◆ **Stated problem**
Write out all the material exactly. Leave nothing out.

◆ **Figure collection entries**
########################################

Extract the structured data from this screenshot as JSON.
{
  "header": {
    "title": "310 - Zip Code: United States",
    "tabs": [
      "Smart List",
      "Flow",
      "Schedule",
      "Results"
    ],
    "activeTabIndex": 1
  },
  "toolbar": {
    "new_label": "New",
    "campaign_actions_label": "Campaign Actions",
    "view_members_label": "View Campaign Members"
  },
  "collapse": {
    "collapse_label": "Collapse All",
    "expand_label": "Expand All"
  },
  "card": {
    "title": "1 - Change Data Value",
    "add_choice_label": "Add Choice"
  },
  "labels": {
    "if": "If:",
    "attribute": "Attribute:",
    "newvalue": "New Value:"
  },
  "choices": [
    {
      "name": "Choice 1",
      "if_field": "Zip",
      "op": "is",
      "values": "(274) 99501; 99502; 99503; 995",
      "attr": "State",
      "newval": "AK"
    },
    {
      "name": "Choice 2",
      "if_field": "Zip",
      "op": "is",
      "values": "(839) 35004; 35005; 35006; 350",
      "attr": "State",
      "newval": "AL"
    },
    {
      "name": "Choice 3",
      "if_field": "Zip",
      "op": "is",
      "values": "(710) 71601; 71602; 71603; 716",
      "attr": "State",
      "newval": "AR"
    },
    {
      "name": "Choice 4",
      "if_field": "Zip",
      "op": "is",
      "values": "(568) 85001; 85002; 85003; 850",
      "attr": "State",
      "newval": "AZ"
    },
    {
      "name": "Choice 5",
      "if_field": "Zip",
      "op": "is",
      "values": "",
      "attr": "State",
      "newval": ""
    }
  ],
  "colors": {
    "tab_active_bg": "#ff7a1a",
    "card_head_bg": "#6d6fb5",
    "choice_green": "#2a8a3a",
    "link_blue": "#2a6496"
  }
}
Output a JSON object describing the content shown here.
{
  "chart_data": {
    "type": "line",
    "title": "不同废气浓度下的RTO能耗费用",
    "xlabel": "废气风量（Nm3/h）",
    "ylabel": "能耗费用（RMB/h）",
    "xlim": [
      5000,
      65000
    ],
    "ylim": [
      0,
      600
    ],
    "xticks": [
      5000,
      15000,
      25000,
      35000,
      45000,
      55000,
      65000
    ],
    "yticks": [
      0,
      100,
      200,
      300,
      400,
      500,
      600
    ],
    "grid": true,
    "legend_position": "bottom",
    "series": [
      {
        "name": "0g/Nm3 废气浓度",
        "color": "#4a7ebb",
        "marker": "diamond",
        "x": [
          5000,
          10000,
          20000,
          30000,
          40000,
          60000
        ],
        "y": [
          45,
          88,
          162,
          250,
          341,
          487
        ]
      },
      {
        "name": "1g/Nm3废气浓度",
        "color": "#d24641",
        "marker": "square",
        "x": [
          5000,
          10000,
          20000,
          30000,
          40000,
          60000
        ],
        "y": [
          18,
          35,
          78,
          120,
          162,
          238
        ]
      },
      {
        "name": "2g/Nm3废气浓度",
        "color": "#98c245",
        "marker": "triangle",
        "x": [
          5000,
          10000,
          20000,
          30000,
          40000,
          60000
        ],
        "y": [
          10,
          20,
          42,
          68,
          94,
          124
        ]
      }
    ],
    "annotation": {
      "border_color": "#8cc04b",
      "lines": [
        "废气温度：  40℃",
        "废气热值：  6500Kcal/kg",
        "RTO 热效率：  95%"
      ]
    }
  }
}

########################################

◆ **In response**
Extract the structured data from this screenshot as JSON.
{
  "header": {
    "title": "310 - Zip Code: United States",
    "tabs": [
      "Smart List",
      "Flow",
      "Schedule",
      "Results"
    ],
    "activeTabIndex": 1
  },
  "toolbar": {
    "new_label": "New",
    "campaign_actions_label": "Campaign Actions",
    "view_members_label": "View Campaign Members"
  },
  "collapse": {
    "collapse_label": "Collapse All",
    "expand_label": "Expand All"
  },
  "card": {
    "title": "1 - Change Data Value",
    "add_choice_label": "Add Choice"
  },
  "labels": {
    "if": "If:",
    "attribute": "Attribute:",
    "newvalue": "New Value:"
  },
  "choices": [
    {
      "name": "Choice 1",
      "if_field": "Zip",
      "op": "is",
      "values": "(274) 99501; 99502; 99503; 995",
      "attr": "State",
      "newval": "AK"
    },
    {
      "name": "Choice 2",
      "if_field": "Zip",
      "op": "is",
      "values": "(839) 35004; 35005; 35006; 350",
      "attr": "State",
      "newval": "AL"
    },
    {
      "name": "Choice 3",
      "if_field": "Zip",
      "op": "is",
      "values": "(710) 71601; 71602; 71603; 716",
      "attr": "State",
      "newval": "AR"
    },
    {
      "name": "Choice 4",
      "if_field": "Zip",
      "op": "is",
      "values": "(568) 85001; 85002; 85003; 850",
      "attr": "State",
      "newval": "AZ"
    },
    {
      "name": "Choice 5",
      "if_field": "Zip",
      "op": "is",
      "values": "",
      "attr": "State",
      "newval": ""
    }
  ],
  "colors": {
    "tab_active_bg": "#ff7a1a",
    "card_head_bg": "#6d6fb5",
    "choice_green": "#2a8a3a",
    "link_blue": "#2a6496"
  }
}
Output a JSON object describing the content shown here.
{
  "chart_data": {
    "type": "line",
    "title": "不同废气浓度下的RTO能耗费用",
    "xlabel": "废气风量（Nm3/h）",
    "ylabel": "能耗费用（RMB/h）",
    "xlim": [
      5000,
      65000
    ],
    "ylim": [
      0,
      600
    ],
    "xticks": [
      5000,
      15000,
      25000,
      35000,
      45000,
      55000,
      65000
    ],
    "yticks": [
      0,
      100,
      200,
      300,
      400,
      500,
      600
    ],
    "grid": true,
    "legend_position": "bottom",
    "series": [
      {
        "name": "0g/Nm3 废气浓度",
        "color": "#4a7ebb",
        "marker": "diamond",
        "x": [
          5000,
          10000,
          20000,
          30000,
          40000,
          60000
        ],
        "y": [
          45,
          88,
          162,
          250,
          341,
          487
        ]
      },
      {
        "name": "1g/Nm3废气浓度",
        "color": "#d24641",
        "marker": "square",
        "x": [
          5000,
          10000,
          20000,
          30000,
          40000,
          60000
        ],
        "y": [
          18,
          35,
          78,
          120,
          162,
          238
        ]
      },
      {
        "name": "2g/Nm3废气浓度",
        "color": "#98c245",
        "marker": "triangle",
        "x": [
          5000,
          10000,
          20000,
          30000,
          40000,
          60000
        ],
        "y": [
          10,
          20,
          42,
          68,
          94,
          124
        ]
      }
    ],
    "annotation": {
      "border_color": "#8cc04b",
      "lines": [
        "废气温度：  40℃",
        "废气热值：  6500Kcal/kg",
        "RTO 热效率：  95%"
      ]
    }
  }
}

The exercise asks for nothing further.